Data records
## Begin

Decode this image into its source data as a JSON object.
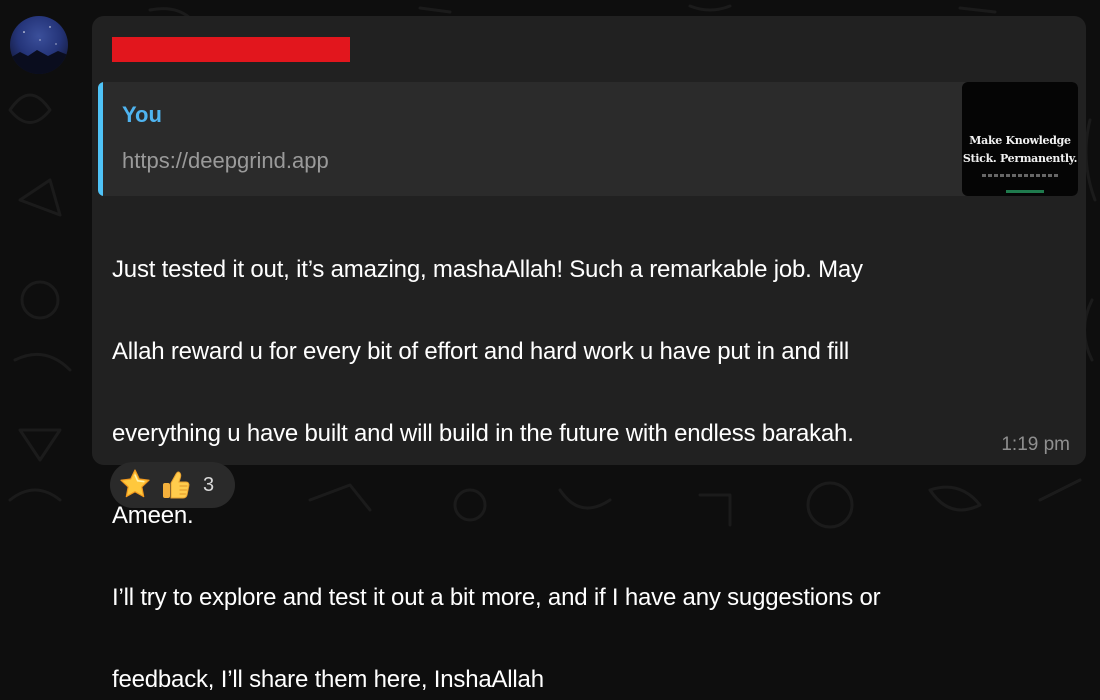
{
  "chat": {
    "sender_name": "",
    "quote": {
      "author": "You",
      "text": "https://deepgrind.app",
      "thumbnail_line1": "Make Knowledge",
      "thumbnail_line2": "Stick. Permanently."
    },
    "message_lines": [
      "Just tested it out, it’s amazing, mashaAllah! Such a remarkable job. May",
      "Allah reward u for every bit of effort and hard work u have put in and fill",
      "everything u have built and will build in the future with endless barakah.",
      "Ameen.",
      "I’ll try to explore and test it out a bit more, and if I have any suggestions or",
      "feedback, I’ll share them here, InshaAllah"
    ],
    "time": "1:19 pm",
    "reactions": {
      "emojis": [
        "star-emoji",
        "thumbs-up-emoji"
      ],
      "count": "3"
    }
  },
  "colors": {
    "background": "#0e0e0e",
    "bubble": "#212121",
    "quote_background": "#2b2b2b",
    "quote_accent": "#4fc3f7",
    "redaction": "#e2161d",
    "message_text": "#ffffff",
    "time_text": "#8f8f8f"
  }
}
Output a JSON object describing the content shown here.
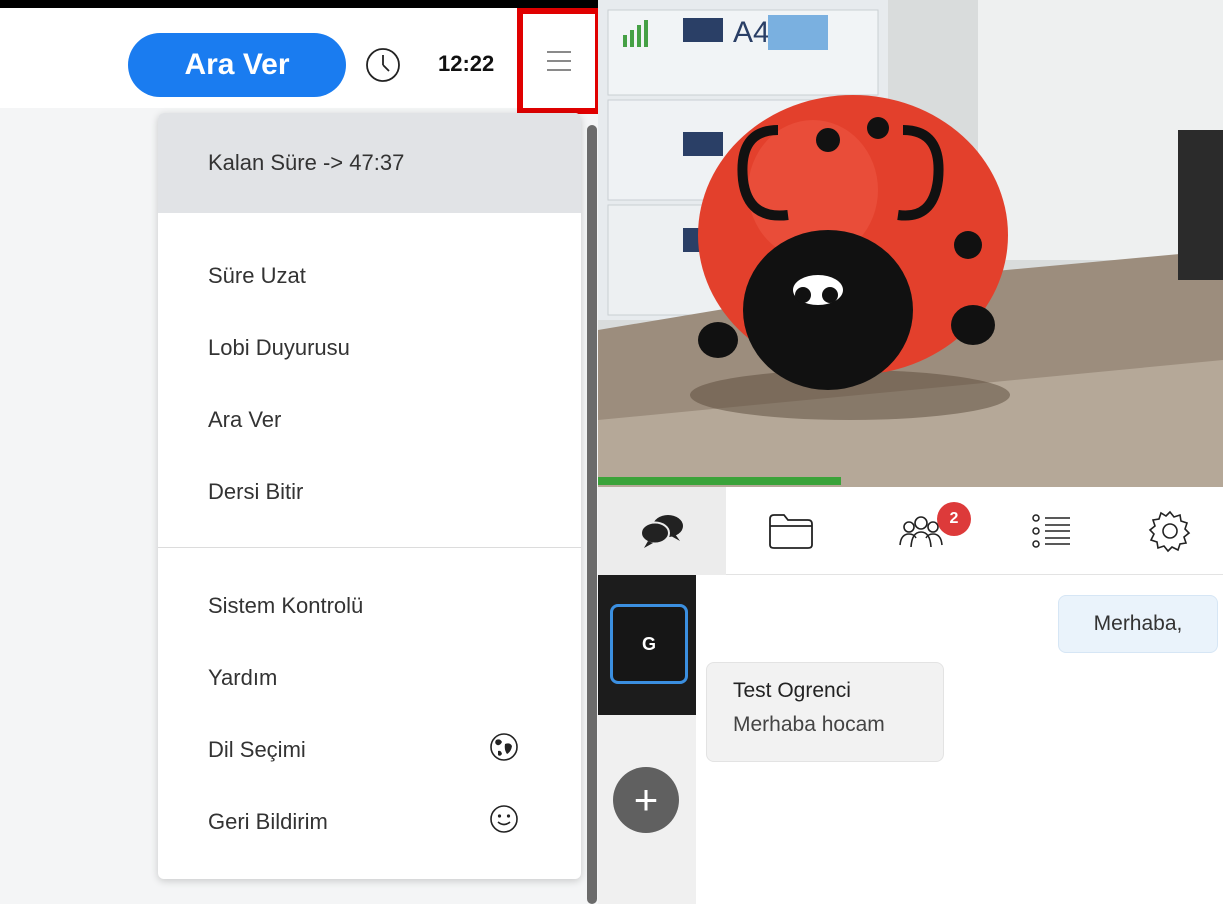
{
  "header": {
    "break_button_label": "Ara Ver",
    "time": "12:22"
  },
  "menu": {
    "remaining_time": "Kalan Süre -> 47:37",
    "section1": [
      "Süre Uzat",
      "Lobi Duyurusu",
      "Ara Ver",
      "Dersi Bitir"
    ],
    "section2": [
      "Sistem Kontrolü",
      "Yardım",
      "Dil Seçimi",
      "Geri Bildirim"
    ],
    "icons": {
      "language": "globe-icon",
      "feedback": "smiley-icon"
    }
  },
  "tabs": {
    "items": [
      "chat-icon",
      "folder-icon",
      "participants-icon",
      "list-icon",
      "settings-icon"
    ],
    "participants_badge": "2"
  },
  "chat": {
    "channel_initial": "G",
    "add_label": "+",
    "messages": [
      {
        "text": "Merhaba,"
      },
      {
        "sender": "Test Ogrenci",
        "text": "Merhaba hocam"
      }
    ]
  },
  "colors": {
    "accent": "#1a7cf0",
    "highlight": "#e00000",
    "badge": "#dd3a3a",
    "progress": "#3aa33a"
  }
}
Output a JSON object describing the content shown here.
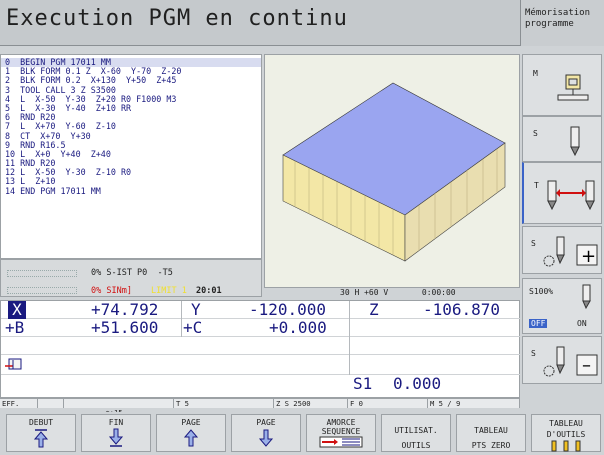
{
  "header": {
    "title": "Execution PGM en continu",
    "mode_line1": "Mémorisation",
    "mode_line2": "programme"
  },
  "program": {
    "lines": [
      "0  BEGIN PGM 17011 MM",
      "1  BLK FORM 0.1 Z  X-60  Y-70  Z-20",
      "2  BLK FORM 0.2  X+130  Y+50  Z+45",
      "3  TOOL CALL 3 Z S3500",
      "4  L  X-50  Y-30  Z+20 R0 F1000 M3",
      "5  L  X-30  Y-40  Z+10 RR",
      "6  RND R20",
      "7  L  X+70  Y-60  Z-10",
      "8  CT  X+70  Y+30",
      "9  RND R16.5",
      "10 L  X+0  Y+40  Z+40",
      "11 RND R20",
      "12 L  X-50  Y-30  Z-10 R0",
      "13 L  Z+10",
      "14 END PGM 17011 MM"
    ],
    "status_line1": "0% S-IST P0  -T5",
    "status_line2_a": "0% SINm]",
    "status_line2_b": "LIMIT 1",
    "status_line2_c": "20:01"
  },
  "graphic": {
    "status": "30 H +60 V       0:00:00"
  },
  "positions": {
    "x_label": "X",
    "x_value": "+74.792",
    "y_label": "Y",
    "y_value": "-120.000",
    "z_label": "Z",
    "z_value": "-106.870",
    "b_label": "+B",
    "b_value": "+51.600",
    "c_label": "+C",
    "c_value": "+0.000",
    "s1_label": "S1",
    "s1_value": "0.000"
  },
  "statusbar": {
    "eff": "EFF.",
    "feed": "15",
    "t": "T 5",
    "zs": "Z S 2500",
    "f": "F 0",
    "m": "M 5 / 9"
  },
  "right_softkeys": {
    "m": "M",
    "s": "S",
    "t": "T",
    "s2": "S",
    "pct": "S100%",
    "off": "OFF",
    "on": "ON",
    "s3": "S"
  },
  "bottom_softkeys": {
    "debut": "DEBUT",
    "fin": "FIN",
    "page_up": "PAGE",
    "page_down": "PAGE",
    "amorce1": "AMORCE",
    "amorce2": "SEQUENCE",
    "util1": "UTILISAT.",
    "util2": "OUTILS",
    "tab1": "TABLEAU",
    "tab2": "PTS ZERO",
    "tab3": "TABLEAU",
    "tab4": "D'OUTILS"
  },
  "colors": {
    "accent_blue": "#1a1a80",
    "limit_red": "#d01010",
    "limit_yellow": "#f0e030",
    "off_badge": "#3a63c8"
  }
}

## End

■ **What to work on**: Can you restate all the records above word for word while dropping the pictures?

■ **Solution to this exercise**:
Decode this image into its source data as a JSON object.
{
  "chat": {
    "sender_name": "",
    "quote": {
      "author": "You",
      "text": "https://deepgrind.app",
      "thumbnail_line1": "Make Knowledge",
      "thumbnail_line2": "Stick. Permanently."
    },
    "message_lines": [
      "Just tested it out, it’s amazing, mashaAllah! Such a remarkable job. May",
      "Allah reward u for every bit of effort and hard work u have put in and fill",
      "everything u have built and will build in the future with endless barakah.",
      "Ameen.",
      "I’ll try to explore and test it out a bit more, and if I have any suggestions or",
      "feedback, I’ll share them here, InshaAllah"
    ],
    "time": "1:19 pm",
    "reactions": {
      "emojis": [
        "star-emoji",
        "thumbs-up-emoji"
      ],
      "count": "3"
    }
  },
  "colors": {
    "background": "#0e0e0e",
    "bubble": "#212121",
    "quote_background": "#2b2b2b",
    "quote_accent": "#4fc3f7",
    "redaction": "#e2161d",
    "message_text": "#ffffff",
    "time_text": "#8f8f8f"
  }
}
Output a JSON object describing the content shown here.
{
  "header": {
    "break_button_label": "Ara Ver",
    "time": "12:22"
  },
  "menu": {
    "remaining_time": "Kalan Süre -> 47:37",
    "section1": [
      "Süre Uzat",
      "Lobi Duyurusu",
      "Ara Ver",
      "Dersi Bitir"
    ],
    "section2": [
      "Sistem Kontrolü",
      "Yardım",
      "Dil Seçimi",
      "Geri Bildirim"
    ],
    "icons": {
      "language": "globe-icon",
      "feedback": "smiley-icon"
    }
  },
  "tabs": {
    "items": [
      "chat-icon",
      "folder-icon",
      "participants-icon",
      "list-icon",
      "settings-icon"
    ],
    "participants_badge": "2"
  },
  "chat": {
    "channel_initial": "G",
    "add_label": "+",
    "messages": [
      {
        "text": "Merhaba,"
      },
      {
        "sender": "Test Ogrenci",
        "text": "Merhaba hocam"
      }
    ]
  },
  "colors": {
    "accent": "#1a7cf0",
    "highlight": "#e00000",
    "badge": "#dd3a3a",
    "progress": "#3aa33a"
  }
}
Output a JSON object describing the content shown here.
{
  "header": {
    "title": "Execution PGM en continu",
    "mode_line1": "Mémorisation",
    "mode_line2": "programme"
  },
  "program": {
    "lines": [
      "0  BEGIN PGM 17011 MM",
      "1  BLK FORM 0.1 Z  X-60  Y-70  Z-20",
      "2  BLK FORM 0.2  X+130  Y+50  Z+45",
      "3  TOOL CALL 3 Z S3500",
      "4  L  X-50  Y-30  Z+20 R0 F1000 M3",
      "5  L  X-30  Y-40  Z+10 RR",
      "6  RND R20",
      "7  L  X+70  Y-60  Z-10",
      "8  CT  X+70  Y+30",
      "9  RND R16.5",
      "10 L  X+0  Y+40  Z+40",
      "11 RND R20",
      "12 L  X-50  Y-30  Z-10 R0",
      "13 L  Z+10",
      "14 END PGM 17011 MM"
    ],
    "status_line1": "0% S-IST P0  -T5",
    "status_line2_a": "0% SINm]",
    "status_line2_b": "LIMIT 1",
    "status_line2_c": "20:01"
  },
  "graphic": {
    "status": "30 H +60 V       0:00:00"
  },
  "positions": {
    "x_label": "X",
    "x_value": "+74.792",
    "y_label": "Y",
    "y_value": "-120.000",
    "z_label": "Z",
    "z_value": "-106.870",
    "b_label": "+B",
    "b_value": "+51.600",
    "c_label": "+C",
    "c_value": "+0.000",
    "s1_label": "S1",
    "s1_value": "0.000"
  },
  "statusbar": {
    "eff": "EFF.",
    "feed": "15",
    "t": "T 5",
    "zs": "Z S 2500",
    "f": "F 0",
    "m": "M 5 / 9"
  },
  "right_softkeys": {
    "m": "M",
    "s": "S",
    "t": "T",
    "s2": "S",
    "pct": "S100%",
    "off": "OFF",
    "on": "ON",
    "s3": "S"
  },
  "bottom_softkeys": {
    "debut": "DEBUT",
    "fin": "FIN",
    "page_up": "PAGE",
    "page_down": "PAGE",
    "amorce1": "AMORCE",
    "amorce2": "SEQUENCE",
    "util1": "UTILISAT.",
    "util2": "OUTILS",
    "tab1": "TABLEAU",
    "tab2": "PTS ZERO",
    "tab3": "TABLEAU",
    "tab4": "D'OUTILS"
  },
  "colors": {
    "accent_blue": "#1a1a80",
    "limit_red": "#d01010",
    "limit_yellow": "#f0e030",
    "off_badge": "#3a63c8"
  }
}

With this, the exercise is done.